§ Exercise aim
Repeat exactly each line of the data provided below.

§ Rows
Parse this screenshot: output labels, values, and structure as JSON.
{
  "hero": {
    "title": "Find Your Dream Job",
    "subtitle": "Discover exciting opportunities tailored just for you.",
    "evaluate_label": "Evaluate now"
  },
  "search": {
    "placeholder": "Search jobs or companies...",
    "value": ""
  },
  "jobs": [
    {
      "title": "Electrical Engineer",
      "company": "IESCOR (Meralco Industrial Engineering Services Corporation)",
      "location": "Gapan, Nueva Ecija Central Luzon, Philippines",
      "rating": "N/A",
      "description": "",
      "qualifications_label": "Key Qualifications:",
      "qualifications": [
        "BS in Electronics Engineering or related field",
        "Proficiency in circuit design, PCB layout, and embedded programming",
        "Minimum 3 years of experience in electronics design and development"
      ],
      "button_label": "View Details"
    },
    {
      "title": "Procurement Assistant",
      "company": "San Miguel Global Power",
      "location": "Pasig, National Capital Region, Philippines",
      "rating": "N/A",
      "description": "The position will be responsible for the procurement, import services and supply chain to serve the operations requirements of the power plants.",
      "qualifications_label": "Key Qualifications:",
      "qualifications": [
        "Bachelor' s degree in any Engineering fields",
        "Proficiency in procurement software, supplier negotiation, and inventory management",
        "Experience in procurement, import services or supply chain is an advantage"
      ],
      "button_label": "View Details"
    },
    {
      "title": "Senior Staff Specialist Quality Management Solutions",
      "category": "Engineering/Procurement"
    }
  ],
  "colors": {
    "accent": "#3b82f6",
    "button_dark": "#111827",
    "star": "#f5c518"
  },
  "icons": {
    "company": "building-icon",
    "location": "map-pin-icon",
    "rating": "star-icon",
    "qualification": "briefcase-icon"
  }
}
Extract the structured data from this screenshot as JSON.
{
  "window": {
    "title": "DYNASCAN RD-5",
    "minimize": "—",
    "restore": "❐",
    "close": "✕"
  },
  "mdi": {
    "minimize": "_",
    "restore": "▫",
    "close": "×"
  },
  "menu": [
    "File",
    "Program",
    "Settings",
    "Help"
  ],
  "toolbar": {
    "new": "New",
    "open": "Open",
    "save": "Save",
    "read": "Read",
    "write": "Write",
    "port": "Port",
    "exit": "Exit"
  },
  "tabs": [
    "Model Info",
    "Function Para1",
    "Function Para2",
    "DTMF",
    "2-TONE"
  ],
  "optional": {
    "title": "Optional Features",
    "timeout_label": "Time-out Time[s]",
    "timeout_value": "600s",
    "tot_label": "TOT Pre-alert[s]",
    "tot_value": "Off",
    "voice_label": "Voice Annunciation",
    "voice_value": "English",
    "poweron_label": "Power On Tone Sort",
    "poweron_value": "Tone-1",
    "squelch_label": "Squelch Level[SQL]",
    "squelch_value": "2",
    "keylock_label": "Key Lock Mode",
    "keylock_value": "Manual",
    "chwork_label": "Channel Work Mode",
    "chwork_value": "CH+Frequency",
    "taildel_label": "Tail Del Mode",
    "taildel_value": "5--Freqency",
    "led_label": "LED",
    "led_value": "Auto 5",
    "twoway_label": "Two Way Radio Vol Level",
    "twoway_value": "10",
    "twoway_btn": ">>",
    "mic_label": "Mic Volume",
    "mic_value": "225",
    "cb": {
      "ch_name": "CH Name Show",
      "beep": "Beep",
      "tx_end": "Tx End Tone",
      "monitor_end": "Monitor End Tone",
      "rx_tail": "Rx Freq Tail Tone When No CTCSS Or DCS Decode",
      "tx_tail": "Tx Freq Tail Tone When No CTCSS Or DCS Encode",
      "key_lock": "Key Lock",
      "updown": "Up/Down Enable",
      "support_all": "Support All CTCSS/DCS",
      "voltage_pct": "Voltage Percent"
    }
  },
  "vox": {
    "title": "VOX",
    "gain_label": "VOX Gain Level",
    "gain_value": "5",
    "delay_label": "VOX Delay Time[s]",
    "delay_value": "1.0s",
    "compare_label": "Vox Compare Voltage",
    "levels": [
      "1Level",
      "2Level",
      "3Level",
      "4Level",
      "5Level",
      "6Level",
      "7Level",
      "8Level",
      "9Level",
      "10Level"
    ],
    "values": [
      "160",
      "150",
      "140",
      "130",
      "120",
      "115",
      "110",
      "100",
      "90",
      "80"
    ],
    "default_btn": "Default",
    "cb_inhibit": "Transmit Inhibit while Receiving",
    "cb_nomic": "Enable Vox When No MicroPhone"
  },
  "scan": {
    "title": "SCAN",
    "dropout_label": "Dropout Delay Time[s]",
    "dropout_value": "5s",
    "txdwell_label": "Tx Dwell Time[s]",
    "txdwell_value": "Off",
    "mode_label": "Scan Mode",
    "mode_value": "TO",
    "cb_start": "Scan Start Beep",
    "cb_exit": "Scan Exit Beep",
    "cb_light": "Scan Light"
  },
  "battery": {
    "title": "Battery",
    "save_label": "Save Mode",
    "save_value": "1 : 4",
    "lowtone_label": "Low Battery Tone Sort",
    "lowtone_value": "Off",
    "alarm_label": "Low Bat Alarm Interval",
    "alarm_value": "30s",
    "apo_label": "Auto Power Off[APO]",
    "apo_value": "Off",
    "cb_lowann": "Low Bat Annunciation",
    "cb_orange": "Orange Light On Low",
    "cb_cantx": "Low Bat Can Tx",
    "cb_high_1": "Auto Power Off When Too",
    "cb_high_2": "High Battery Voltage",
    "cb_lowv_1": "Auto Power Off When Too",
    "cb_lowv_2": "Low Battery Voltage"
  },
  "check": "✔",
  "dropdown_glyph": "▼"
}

§ Answer to the problem
Parse this screenshot: output labels, values, and structure as JSON.
{
  "hero": {
    "title": "Find Your Dream Job",
    "subtitle": "Discover exciting opportunities tailored just for you.",
    "evaluate_label": "Evaluate now"
  },
  "search": {
    "placeholder": "Search jobs or companies...",
    "value": ""
  },
  "jobs": [
    {
      "title": "Electrical Engineer",
      "company": "IESCOR (Meralco Industrial Engineering Services Corporation)",
      "location": "Gapan, Nueva Ecija Central Luzon, Philippines",
      "rating": "N/A",
      "description": "",
      "qualifications_label": "Key Qualifications:",
      "qualifications": [
        "BS in Electronics Engineering or related field",
        "Proficiency in circuit design, PCB layout, and embedded programming",
        "Minimum 3 years of experience in electronics design and development"
      ],
      "button_label": "View Details"
    },
    {
      "title": "Procurement Assistant",
      "company": "San Miguel Global Power",
      "location": "Pasig, National Capital Region, Philippines",
      "rating": "N/A",
      "description": "The position will be responsible for the procurement, import services and supply chain to serve the operations requirements of the power plants.",
      "qualifications_label": "Key Qualifications:",
      "qualifications": [
        "Bachelor' s degree in any Engineering fields",
        "Proficiency in procurement software, supplier negotiation, and inventory management",
        "Experience in procurement, import services or supply chain is an advantage"
      ],
      "button_label": "View Details"
    },
    {
      "title": "Senior Staff Specialist Quality Management Solutions",
      "category": "Engineering/Procurement"
    }
  ],
  "colors": {
    "accent": "#3b82f6",
    "button_dark": "#111827",
    "star": "#f5c518"
  },
  "icons": {
    "company": "building-icon",
    "location": "map-pin-icon",
    "rating": "star-icon",
    "qualification": "briefcase-icon"
  }
}
Extract the structured data from this screenshot as JSON.
{
  "window": {
    "title": "DYNASCAN RD-5",
    "minimize": "—",
    "restore": "❐",
    "close": "✕"
  },
  "mdi": {
    "minimize": "_",
    "restore": "▫",
    "close": "×"
  },
  "menu": [
    "File",
    "Program",
    "Settings",
    "Help"
  ],
  "toolbar": {
    "new": "New",
    "open": "Open",
    "save": "Save",
    "read": "Read",
    "write": "Write",
    "port": "Port",
    "exit": "Exit"
  },
  "tabs": [
    "Model Info",
    "Function Para1",
    "Function Para2",
    "DTMF",
    "2-TONE"
  ],
  "optional": {
    "title": "Optional Features",
    "timeout_label": "Time-out Time[s]",
    "timeout_value": "600s",
    "tot_label": "TOT Pre-alert[s]",
    "tot_value": "Off",
    "voice_label": "Voice Annunciation",
    "voice_value": "English",
    "poweron_label": "Power On Tone Sort",
    "poweron_value": "Tone-1",
    "squelch_label": "Squelch Level[SQL]",
    "squelch_value": "2",
    "keylock_label": "Key Lock Mode",
    "keylock_value": "Manual",
    "chwork_label": "Channel Work Mode",
    "chwork_value": "CH+Frequency",
    "taildel_label": "Tail Del Mode",
    "taildel_value": "5--Freqency",
    "led_label": "LED",
    "led_value": "Auto 5",
    "twoway_label": "Two Way Radio Vol Level",
    "twoway_value": "10",
    "twoway_btn": ">>",
    "mic_label": "Mic Volume",
    "mic_value": "225",
    "cb": {
      "ch_name": "CH Name Show",
      "beep": "Beep",
      "tx_end": "Tx End Tone",
      "monitor_end": "Monitor End Tone",
      "rx_tail": "Rx Freq Tail Tone When No CTCSS Or DCS Decode",
      "tx_tail": "Tx Freq Tail Tone When No CTCSS Or DCS Encode",
      "key_lock": "Key Lock",
      "updown": "Up/Down Enable",
      "support_all": "Support All CTCSS/DCS",
      "voltage_pct": "Voltage Percent"
    }
  },
  "vox": {
    "title": "VOX",
    "gain_label": "VOX Gain Level",
    "gain_value": "5",
    "delay_label": "VOX Delay Time[s]",
    "delay_value": "1.0s",
    "compare_label": "Vox Compare Voltage",
    "levels": [
      "1Level",
      "2Level",
      "3Level",
      "4Level",
      "5Level",
      "6Level",
      "7Level",
      "8Level",
      "9Level",
      "10Level"
    ],
    "values": [
      "160",
      "150",
      "140",
      "130",
      "120",
      "115",
      "110",
      "100",
      "90",
      "80"
    ],
    "default_btn": "Default",
    "cb_inhibit": "Transmit Inhibit while Receiving",
    "cb_nomic": "Enable Vox When No MicroPhone"
  },
  "scan": {
    "title": "SCAN",
    "dropout_label": "Dropout Delay Time[s]",
    "dropout_value": "5s",
    "txdwell_label": "Tx Dwell Time[s]",
    "txdwell_value": "Off",
    "mode_label": "Scan Mode",
    "mode_value": "TO",
    "cb_start": "Scan Start Beep",
    "cb_exit": "Scan Exit Beep",
    "cb_light": "Scan Light"
  },
  "battery": {
    "title": "Battery",
    "save_label": "Save Mode",
    "save_value": "1 : 4",
    "lowtone_label": "Low Battery Tone Sort",
    "lowtone_value": "Off",
    "alarm_label": "Low Bat Alarm Interval",
    "alarm_value": "30s",
    "apo_label": "Auto Power Off[APO]",
    "apo_value": "Off",
    "cb_lowann": "Low Bat Annunciation",
    "cb_orange": "Orange Light On Low",
    "cb_cantx": "Low Bat Can Tx",
    "cb_high_1": "Auto Power Off When Too",
    "cb_high_2": "High Battery Voltage",
    "cb_lowv_1": "Auto Power Off When Too",
    "cb_lowv_2": "Low Battery Voltage"
  },
  "check": "✔",
  "dropdown_glyph": "▼"
}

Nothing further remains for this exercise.